START Supplied text

I'm appalled by the silliness over profanity in Saving Private Ryan, an excellent movie. Are we really going to return to bowdlerizing quality as was attempted in the thirties? Is context to be completely lost? See Leonard Pitt's articulate column linked here. It's worth reading.

It's also time someone stood up to the great unwashed numbskulls out there and pointed out to them the difference between being offended (self-inflicted) and being harmed (externally-inflicted.)

Sunday, November 28, 2004

In a rather frightening example of how easy it can be to blow up a plane, James Bamford, in Pretext for War describes how, in 1995, a terrorist group in the Philippines blew up part of a 747. They used a digital watch with an alarm, some fine wires, a contact lens solution bottle filled with nitro glycerin soaked in cotton, to create a nasty little bomb that was placed under the seat and then detonated 4 hours later after the terrorist had left the plane at an intermediate stop. Note that none of these items would appear suspicious to airport security or show up on an x-ray.

END Supplied text

Tasks and exercises
A) Answer these questions from the blog excerpt:
(i) Which movie does the writer call excellent?
(ii) What date heads the second post?
(iii) Which book by James Bamford is cited?
B) Reproduce part of the blog excerpt word for word. Begin at the words "Sunday, November 28, 2004" and stop after "on an x-ray.".
C) Write the next part of the blog excerpt, picking up after its last sentence.

START Entries shown

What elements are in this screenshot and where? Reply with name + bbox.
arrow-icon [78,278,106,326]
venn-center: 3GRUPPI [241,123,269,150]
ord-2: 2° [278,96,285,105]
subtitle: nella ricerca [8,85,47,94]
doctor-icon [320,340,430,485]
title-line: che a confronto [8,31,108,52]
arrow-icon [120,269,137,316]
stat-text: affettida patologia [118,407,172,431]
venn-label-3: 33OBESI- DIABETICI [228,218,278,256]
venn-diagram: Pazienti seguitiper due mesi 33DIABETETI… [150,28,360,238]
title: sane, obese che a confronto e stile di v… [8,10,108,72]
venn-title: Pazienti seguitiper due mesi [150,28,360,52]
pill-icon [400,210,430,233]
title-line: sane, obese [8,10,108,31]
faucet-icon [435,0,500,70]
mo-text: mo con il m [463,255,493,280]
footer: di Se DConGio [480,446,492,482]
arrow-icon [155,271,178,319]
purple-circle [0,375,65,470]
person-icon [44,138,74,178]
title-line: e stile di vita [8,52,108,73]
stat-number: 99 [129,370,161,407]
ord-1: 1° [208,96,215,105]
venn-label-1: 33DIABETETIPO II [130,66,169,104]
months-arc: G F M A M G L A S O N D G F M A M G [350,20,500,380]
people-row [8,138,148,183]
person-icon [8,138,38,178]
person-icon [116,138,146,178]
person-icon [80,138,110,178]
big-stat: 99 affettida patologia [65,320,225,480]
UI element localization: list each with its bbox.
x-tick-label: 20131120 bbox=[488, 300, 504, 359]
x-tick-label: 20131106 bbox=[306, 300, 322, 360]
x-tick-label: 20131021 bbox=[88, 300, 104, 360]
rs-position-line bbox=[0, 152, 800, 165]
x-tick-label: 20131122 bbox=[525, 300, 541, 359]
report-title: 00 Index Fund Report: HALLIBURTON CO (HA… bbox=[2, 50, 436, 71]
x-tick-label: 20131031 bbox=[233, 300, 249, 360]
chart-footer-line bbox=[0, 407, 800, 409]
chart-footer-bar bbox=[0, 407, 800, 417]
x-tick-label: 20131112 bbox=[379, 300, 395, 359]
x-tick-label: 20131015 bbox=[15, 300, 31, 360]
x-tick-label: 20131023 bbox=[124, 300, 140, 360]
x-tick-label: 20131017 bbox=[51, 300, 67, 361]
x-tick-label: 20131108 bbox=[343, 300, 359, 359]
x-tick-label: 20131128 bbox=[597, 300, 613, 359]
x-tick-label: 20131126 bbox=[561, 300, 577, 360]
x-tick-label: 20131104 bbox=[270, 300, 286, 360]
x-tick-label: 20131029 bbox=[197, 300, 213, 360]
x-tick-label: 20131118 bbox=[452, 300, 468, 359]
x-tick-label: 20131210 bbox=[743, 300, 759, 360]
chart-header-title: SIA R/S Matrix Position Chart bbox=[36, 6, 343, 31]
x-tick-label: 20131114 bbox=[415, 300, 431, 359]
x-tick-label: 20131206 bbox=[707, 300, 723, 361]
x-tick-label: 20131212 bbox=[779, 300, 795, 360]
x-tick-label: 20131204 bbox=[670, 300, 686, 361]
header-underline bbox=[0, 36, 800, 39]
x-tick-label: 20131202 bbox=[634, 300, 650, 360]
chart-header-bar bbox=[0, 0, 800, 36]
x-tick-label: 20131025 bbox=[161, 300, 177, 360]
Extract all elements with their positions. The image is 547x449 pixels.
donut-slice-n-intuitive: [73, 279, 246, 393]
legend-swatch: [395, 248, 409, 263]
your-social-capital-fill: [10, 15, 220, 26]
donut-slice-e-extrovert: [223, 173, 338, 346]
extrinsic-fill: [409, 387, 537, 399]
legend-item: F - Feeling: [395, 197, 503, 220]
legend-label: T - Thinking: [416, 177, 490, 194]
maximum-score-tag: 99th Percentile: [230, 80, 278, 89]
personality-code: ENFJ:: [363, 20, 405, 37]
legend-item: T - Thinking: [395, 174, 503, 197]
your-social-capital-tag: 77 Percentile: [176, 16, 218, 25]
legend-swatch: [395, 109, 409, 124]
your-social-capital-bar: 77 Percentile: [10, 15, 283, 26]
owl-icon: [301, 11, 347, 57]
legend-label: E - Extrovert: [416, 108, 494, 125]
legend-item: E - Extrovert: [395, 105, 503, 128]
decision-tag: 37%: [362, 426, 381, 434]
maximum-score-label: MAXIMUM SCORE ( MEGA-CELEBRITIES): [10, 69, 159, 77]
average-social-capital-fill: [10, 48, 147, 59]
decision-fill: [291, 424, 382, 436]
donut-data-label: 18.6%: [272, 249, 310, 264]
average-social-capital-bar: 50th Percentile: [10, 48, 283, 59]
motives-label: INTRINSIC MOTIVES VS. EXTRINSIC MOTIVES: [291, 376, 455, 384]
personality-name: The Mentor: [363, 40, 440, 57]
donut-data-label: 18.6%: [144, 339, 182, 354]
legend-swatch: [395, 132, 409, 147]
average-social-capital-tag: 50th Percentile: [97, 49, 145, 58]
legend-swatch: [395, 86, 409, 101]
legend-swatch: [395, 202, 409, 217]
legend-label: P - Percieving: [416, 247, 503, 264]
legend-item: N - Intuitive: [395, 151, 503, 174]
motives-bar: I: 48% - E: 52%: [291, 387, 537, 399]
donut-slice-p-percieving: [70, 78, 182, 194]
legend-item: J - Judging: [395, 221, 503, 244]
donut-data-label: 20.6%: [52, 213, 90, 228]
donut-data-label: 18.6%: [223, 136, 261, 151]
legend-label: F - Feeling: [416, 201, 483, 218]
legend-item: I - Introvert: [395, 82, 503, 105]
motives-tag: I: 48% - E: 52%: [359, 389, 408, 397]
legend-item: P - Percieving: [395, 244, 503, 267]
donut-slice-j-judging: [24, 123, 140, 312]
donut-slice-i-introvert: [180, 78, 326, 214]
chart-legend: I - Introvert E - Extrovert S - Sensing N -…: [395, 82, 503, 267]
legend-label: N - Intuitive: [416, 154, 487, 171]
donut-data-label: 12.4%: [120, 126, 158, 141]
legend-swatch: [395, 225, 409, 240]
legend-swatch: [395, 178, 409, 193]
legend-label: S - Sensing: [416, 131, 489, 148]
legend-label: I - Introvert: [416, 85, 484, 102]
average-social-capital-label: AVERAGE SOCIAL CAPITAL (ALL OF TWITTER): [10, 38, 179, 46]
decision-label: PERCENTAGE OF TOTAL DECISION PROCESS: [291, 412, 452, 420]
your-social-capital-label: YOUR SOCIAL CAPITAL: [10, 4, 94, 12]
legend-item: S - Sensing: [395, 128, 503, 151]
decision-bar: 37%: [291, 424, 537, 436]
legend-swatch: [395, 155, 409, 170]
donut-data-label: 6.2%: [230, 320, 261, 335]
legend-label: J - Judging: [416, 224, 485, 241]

END Entries shown

Answers to this exercise
A)
(i) Saving Private Ryan
(ii) Sunday, November 28, 2004
(iii) Pretext for War

B)
Sunday, November 28, 2004

In a rather frightening example of how easy it can be to blow up a plane, James Bamford, in Pretext for War describes how, in 1995, a terrorist group in the Philippines blew up part of a 747. They used a digital watch with an alarm, some fine wires, a contact lens solution bottle filled with nitro glycerin soaked in cotton, to create a nasty little bomb that was placed under the seat and then detonated 4 hours later after the terrorist had left the plane at an intermediate stop. Note that none of these items would appear suspicious to airport security or show up on an x-ray.

C)
The bomb detonated as planned, killing a Japanese businessman and disabling the plane, which was able to return to the airport with some difficulty. The terrorists were so pleased with their success that they planned several more such attacks. They were thwarted only when their apartment caught fire and a member of the cell was captured. Following interrogation by the Philippine police, it was learned they had also planed [bad pun] to fly an airplane into the Pentagon in a suicide attack. The terrorists claimed the attacks were in protest of American Israeli policies, particularly the savage attack on a Lebanese town in which numerous women and children were killed.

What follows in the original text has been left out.